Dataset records
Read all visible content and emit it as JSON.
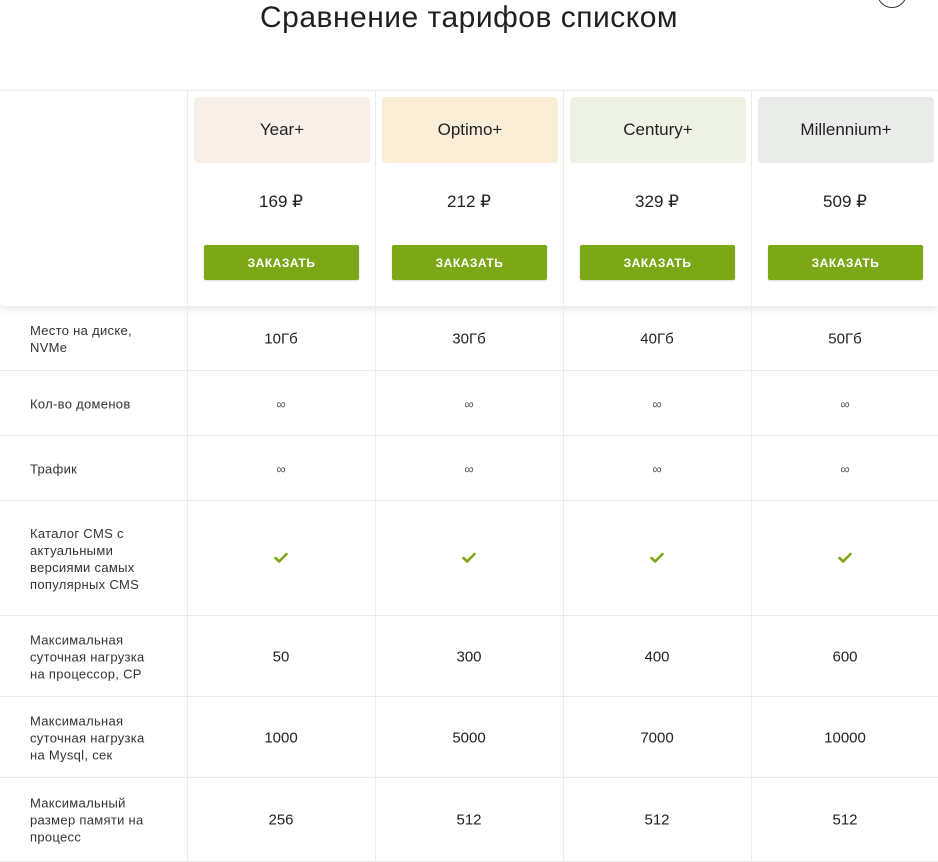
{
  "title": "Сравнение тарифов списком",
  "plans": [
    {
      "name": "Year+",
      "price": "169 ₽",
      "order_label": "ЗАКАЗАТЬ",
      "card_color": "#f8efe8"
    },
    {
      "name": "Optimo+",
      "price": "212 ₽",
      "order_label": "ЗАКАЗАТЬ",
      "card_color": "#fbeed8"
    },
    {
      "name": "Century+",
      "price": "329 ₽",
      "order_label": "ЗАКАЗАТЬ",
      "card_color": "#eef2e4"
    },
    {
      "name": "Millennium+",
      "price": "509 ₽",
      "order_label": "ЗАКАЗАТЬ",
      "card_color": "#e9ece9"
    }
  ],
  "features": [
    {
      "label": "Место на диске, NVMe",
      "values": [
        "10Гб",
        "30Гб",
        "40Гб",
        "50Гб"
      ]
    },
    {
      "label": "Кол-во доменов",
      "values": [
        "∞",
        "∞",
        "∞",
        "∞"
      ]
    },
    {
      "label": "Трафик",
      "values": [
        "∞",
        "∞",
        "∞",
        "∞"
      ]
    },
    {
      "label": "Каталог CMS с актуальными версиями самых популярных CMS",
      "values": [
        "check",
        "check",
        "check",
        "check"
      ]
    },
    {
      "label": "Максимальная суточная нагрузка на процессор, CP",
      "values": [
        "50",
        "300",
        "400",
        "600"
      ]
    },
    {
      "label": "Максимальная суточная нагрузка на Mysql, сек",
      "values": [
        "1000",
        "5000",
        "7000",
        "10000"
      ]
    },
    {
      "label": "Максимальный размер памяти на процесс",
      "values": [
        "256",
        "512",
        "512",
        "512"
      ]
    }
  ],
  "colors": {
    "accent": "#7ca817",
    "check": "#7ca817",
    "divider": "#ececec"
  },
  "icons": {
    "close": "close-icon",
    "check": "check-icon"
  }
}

---

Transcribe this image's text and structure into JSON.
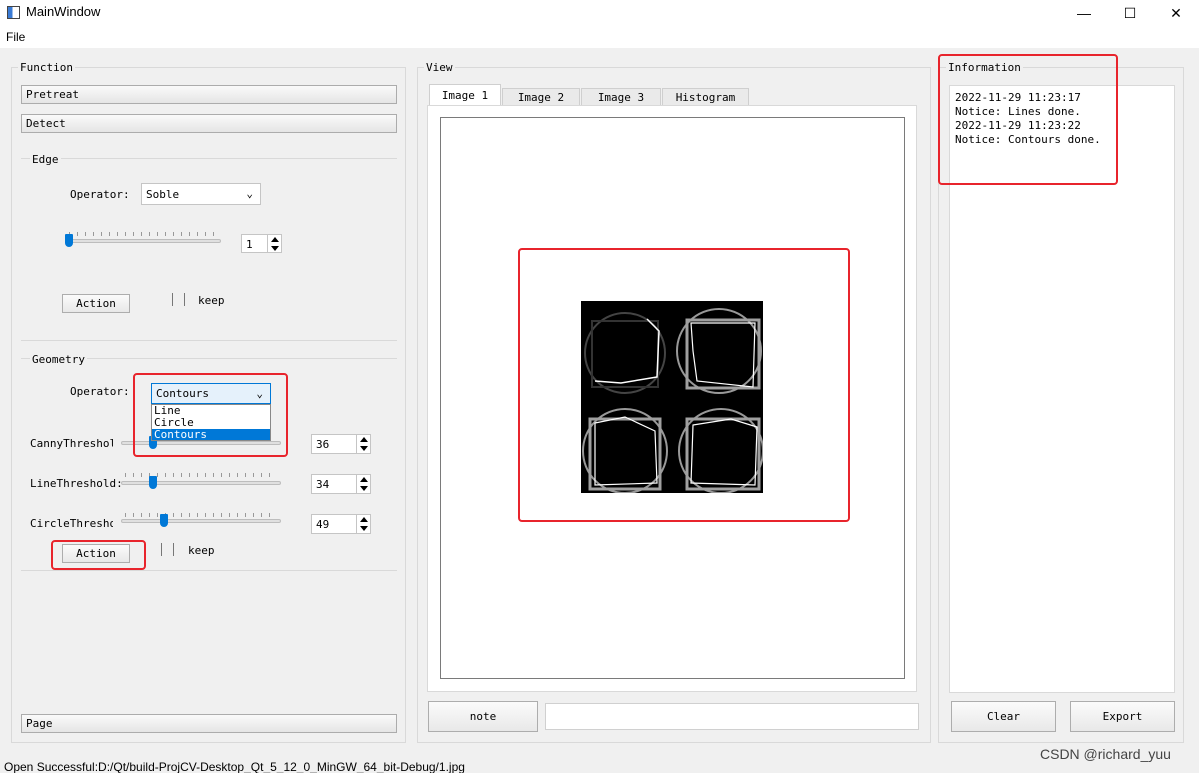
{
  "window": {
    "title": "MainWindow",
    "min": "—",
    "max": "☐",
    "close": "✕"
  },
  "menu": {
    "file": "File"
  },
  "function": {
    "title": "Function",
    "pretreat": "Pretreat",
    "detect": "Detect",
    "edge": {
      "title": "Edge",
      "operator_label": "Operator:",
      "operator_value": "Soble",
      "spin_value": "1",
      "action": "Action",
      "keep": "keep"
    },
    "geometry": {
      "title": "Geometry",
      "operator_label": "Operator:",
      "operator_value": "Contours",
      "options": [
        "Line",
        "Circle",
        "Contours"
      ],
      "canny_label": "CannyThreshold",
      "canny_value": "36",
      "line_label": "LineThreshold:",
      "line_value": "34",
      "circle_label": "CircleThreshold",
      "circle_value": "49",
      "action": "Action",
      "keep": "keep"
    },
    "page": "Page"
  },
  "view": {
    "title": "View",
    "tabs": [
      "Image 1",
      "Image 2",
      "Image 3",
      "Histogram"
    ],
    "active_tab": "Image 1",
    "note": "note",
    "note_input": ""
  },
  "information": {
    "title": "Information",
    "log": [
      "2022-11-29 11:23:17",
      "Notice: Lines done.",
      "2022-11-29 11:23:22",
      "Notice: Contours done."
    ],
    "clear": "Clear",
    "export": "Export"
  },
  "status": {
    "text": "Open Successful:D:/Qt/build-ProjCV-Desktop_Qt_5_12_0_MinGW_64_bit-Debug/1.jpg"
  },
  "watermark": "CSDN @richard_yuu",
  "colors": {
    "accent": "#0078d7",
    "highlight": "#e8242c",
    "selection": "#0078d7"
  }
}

### Written instruction
Check each line above for the word "name" and copy the ones that have it.

### Exercise response
      "name": "Year+",
      "name": "Optimo+",
      "name": "Century+",
      "name": "Millennium+",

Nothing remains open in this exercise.